Stored records

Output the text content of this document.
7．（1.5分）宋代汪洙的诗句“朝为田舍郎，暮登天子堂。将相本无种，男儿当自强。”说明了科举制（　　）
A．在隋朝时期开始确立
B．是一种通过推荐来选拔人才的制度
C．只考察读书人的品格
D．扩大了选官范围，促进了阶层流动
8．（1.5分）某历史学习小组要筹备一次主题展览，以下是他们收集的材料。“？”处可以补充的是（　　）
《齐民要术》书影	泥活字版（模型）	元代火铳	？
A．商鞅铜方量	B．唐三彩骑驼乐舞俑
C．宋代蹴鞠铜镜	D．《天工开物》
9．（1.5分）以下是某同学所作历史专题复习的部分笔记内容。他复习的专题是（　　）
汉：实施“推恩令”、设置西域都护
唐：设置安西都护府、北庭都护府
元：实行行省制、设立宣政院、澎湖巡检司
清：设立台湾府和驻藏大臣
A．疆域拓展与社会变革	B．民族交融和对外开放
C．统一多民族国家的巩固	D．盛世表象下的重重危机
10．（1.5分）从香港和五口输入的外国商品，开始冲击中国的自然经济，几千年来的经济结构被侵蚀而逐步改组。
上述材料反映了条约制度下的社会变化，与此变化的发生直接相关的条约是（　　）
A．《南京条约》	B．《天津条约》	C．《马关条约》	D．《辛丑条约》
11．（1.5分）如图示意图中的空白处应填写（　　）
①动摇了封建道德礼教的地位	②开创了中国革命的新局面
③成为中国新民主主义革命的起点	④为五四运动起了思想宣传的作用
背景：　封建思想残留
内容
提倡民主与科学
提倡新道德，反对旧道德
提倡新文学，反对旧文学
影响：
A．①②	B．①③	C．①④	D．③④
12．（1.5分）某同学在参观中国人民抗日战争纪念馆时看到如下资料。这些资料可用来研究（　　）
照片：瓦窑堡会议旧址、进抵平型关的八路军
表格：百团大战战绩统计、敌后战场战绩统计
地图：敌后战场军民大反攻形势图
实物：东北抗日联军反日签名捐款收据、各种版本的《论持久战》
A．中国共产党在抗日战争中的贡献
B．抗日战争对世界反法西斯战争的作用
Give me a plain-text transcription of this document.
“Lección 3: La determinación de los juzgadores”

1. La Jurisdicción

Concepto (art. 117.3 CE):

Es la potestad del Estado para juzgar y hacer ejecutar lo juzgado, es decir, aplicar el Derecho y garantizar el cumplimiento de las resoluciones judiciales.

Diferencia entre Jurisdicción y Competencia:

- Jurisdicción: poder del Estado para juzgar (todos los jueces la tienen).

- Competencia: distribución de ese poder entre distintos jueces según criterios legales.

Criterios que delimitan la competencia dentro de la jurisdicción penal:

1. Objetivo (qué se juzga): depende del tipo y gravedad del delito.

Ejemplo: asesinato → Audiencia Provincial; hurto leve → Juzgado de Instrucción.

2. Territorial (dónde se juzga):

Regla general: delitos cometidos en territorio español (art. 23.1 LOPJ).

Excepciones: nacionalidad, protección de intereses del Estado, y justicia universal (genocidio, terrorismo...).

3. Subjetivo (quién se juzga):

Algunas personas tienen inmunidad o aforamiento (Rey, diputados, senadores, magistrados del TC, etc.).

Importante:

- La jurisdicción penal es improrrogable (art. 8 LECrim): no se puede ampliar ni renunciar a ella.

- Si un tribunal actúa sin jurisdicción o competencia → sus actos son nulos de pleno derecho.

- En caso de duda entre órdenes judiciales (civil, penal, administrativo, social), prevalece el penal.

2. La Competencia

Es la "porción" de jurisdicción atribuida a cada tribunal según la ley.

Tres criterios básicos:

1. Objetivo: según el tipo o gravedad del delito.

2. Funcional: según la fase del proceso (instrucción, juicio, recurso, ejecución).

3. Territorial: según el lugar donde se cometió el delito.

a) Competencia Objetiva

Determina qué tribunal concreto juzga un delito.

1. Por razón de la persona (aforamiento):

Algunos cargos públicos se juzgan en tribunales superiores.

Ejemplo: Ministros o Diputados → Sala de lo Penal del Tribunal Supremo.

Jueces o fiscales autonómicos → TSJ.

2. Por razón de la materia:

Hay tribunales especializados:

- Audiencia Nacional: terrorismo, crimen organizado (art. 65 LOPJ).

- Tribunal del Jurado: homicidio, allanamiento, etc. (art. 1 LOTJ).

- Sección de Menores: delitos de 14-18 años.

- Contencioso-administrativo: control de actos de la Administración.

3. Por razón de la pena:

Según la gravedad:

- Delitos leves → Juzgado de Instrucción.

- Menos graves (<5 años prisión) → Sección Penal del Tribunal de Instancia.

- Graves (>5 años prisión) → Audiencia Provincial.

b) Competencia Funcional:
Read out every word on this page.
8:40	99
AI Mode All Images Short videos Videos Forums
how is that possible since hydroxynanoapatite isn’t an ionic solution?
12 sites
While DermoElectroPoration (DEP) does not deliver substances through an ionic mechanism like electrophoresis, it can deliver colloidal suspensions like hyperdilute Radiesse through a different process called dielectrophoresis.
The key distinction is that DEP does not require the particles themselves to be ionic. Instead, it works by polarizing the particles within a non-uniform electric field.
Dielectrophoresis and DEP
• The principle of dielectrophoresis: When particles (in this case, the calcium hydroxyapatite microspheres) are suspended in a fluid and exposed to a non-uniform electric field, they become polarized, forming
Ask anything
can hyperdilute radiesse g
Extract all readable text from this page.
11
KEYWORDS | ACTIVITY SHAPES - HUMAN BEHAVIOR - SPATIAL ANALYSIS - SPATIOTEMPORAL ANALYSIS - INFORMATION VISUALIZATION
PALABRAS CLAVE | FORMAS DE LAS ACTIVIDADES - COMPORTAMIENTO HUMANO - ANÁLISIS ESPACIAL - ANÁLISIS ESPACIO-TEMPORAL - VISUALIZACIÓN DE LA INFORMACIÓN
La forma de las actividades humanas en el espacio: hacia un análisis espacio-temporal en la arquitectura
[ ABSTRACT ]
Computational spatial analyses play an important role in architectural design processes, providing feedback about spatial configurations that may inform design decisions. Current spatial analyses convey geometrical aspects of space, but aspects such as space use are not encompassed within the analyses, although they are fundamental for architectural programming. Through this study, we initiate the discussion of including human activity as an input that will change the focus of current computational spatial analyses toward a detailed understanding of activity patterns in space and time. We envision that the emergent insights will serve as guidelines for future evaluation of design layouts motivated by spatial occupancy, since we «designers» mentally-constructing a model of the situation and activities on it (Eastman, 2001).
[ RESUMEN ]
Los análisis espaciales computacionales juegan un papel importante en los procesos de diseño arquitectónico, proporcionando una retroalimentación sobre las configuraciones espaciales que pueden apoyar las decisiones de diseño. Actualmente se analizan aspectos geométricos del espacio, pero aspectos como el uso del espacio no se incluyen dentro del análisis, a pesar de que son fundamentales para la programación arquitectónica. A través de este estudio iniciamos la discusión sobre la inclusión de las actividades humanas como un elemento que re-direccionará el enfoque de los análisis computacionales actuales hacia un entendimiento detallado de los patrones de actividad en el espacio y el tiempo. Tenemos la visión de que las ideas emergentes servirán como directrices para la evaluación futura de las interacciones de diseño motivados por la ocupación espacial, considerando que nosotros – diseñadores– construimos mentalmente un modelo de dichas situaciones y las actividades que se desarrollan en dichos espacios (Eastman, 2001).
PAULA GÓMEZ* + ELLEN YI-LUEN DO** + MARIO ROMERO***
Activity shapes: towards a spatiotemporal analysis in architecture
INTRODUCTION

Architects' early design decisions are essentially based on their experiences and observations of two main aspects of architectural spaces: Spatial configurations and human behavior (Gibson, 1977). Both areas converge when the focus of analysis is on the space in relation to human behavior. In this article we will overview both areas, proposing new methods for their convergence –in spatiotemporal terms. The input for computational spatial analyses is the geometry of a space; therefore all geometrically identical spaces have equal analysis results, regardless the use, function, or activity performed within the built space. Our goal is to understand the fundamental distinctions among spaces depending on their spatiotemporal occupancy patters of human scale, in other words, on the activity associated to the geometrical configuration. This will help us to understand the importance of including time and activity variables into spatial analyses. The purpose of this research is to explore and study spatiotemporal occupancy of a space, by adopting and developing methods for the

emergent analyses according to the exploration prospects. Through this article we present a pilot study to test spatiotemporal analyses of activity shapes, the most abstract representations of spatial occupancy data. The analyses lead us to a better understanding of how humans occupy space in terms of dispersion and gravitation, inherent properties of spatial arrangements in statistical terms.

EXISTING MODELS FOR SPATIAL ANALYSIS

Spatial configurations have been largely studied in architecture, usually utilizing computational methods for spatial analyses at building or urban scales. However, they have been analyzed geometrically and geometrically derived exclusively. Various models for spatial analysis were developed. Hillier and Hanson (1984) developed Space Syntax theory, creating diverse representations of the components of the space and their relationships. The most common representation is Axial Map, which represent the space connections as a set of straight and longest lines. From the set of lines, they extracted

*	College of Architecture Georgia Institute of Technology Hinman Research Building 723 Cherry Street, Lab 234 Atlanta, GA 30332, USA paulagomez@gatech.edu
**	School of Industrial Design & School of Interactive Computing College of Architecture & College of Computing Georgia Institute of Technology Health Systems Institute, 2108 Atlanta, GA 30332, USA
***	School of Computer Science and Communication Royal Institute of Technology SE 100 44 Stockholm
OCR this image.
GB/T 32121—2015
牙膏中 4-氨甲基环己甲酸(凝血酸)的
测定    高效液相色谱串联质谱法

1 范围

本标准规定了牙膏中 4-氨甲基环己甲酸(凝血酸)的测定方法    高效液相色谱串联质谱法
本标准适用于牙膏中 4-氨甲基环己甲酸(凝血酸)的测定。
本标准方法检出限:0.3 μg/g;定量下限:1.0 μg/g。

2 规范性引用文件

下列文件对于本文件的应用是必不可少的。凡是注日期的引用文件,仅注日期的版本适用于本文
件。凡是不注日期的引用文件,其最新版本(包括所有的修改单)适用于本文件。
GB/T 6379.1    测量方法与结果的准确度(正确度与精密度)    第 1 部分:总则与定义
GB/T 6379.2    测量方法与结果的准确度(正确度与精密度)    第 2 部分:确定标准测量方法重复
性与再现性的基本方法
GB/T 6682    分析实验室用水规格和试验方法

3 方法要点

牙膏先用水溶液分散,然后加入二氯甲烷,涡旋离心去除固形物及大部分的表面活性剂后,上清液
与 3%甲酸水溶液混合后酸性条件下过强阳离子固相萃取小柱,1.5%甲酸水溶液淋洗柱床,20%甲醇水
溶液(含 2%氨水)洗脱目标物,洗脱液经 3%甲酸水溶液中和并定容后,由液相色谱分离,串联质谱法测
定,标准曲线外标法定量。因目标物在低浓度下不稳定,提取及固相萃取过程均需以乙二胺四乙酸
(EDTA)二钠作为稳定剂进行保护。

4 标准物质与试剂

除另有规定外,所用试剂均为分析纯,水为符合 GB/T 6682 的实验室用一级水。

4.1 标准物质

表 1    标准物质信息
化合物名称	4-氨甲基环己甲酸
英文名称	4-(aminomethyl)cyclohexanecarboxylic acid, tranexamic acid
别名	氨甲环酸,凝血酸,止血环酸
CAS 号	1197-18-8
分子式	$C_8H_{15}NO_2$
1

Task directions
In the material above, show every line where the word "field" turns up.

Finished exercise
The key distinction is that DEP does not require the particles themselves to be ionic. Instead, it works by polarizing the particles within a non-uniform electric field.
• The principle of dielectrophoresis: When particles (in this case, the calcium hydroxyapatite microspheres) are suspended in a fluid and exposed to a non-uniform electric field, they become polarized, forming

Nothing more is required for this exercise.